Locate the line that contains "Give me the". Retype it and every line after it to the end of the records, exactly, but not the pictures.

━━━

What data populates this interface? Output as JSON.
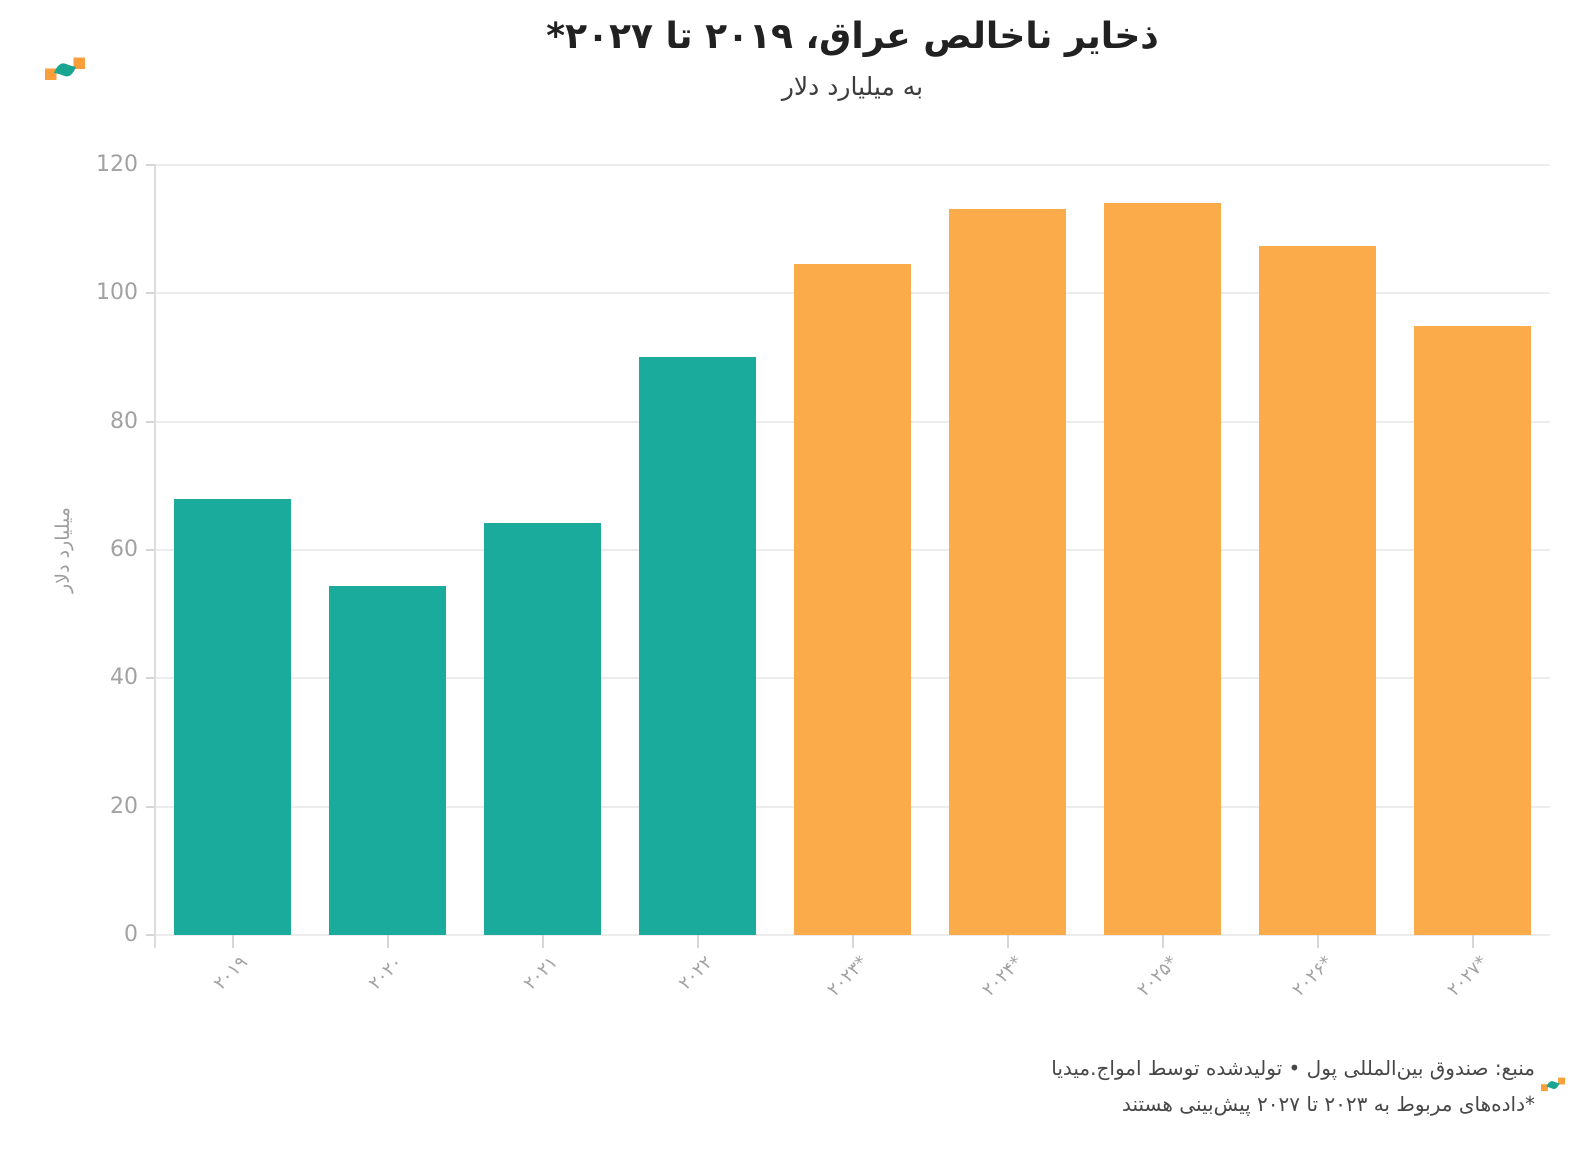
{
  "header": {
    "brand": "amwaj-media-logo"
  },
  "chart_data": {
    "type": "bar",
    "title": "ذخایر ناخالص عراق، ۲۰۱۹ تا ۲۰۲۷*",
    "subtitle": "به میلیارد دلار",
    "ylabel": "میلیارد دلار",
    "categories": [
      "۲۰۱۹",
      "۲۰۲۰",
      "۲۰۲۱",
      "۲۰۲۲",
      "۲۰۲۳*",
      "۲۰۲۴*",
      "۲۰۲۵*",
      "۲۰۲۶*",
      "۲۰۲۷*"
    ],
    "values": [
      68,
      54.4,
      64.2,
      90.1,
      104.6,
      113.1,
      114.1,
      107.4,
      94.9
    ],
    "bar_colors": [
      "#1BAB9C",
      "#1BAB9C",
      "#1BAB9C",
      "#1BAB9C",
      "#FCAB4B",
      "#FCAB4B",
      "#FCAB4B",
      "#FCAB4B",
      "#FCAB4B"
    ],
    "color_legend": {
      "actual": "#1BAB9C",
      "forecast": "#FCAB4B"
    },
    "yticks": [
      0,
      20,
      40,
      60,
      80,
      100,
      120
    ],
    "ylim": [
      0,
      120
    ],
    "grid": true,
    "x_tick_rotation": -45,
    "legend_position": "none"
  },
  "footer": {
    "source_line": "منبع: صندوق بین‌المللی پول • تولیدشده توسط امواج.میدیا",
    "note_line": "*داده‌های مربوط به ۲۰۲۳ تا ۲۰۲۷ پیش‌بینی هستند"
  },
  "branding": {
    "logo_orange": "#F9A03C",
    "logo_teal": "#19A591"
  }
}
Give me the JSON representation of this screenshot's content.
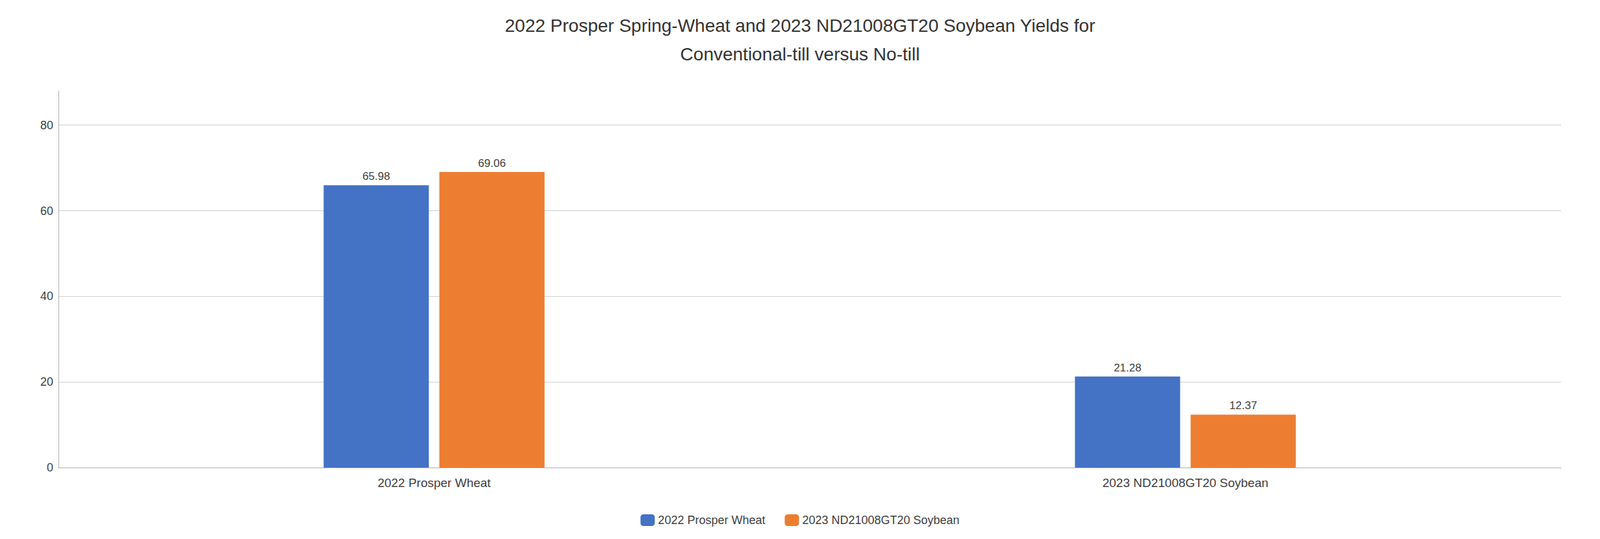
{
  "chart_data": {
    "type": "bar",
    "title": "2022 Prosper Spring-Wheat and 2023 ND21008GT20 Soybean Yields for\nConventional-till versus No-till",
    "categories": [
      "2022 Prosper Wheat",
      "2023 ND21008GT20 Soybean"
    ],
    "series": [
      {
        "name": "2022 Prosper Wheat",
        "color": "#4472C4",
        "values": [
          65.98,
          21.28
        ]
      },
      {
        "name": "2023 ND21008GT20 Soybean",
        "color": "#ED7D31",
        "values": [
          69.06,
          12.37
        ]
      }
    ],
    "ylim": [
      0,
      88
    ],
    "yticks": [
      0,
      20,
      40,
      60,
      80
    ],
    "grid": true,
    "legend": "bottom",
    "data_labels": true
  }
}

━━━

**RESULT**
Give me the JSON representation of this screenshot's content.
{
  "chart_data": {
    "type": "bar",
    "title": "2022 Prosper Spring-Wheat and 2023 ND21008GT20 Soybean Yields for\nConventional-till versus No-till",
    "categories": [
      "2022 Prosper Wheat",
      "2023 ND21008GT20 Soybean"
    ],
    "series": [
      {
        "name": "2022 Prosper Wheat",
        "color": "#4472C4",
        "values": [
          65.98,
          21.28
        ]
      },
      {
        "name": "2023 ND21008GT20 Soybean",
        "color": "#ED7D31",
        "values": [
          69.06,
          12.37
        ]
      }
    ],
    "ylim": [
      0,
      88
    ],
    "yticks": [
      0,
      20,
      40,
      60,
      80
    ],
    "grid": true,
    "legend": "bottom",
    "data_labels": true
  }
}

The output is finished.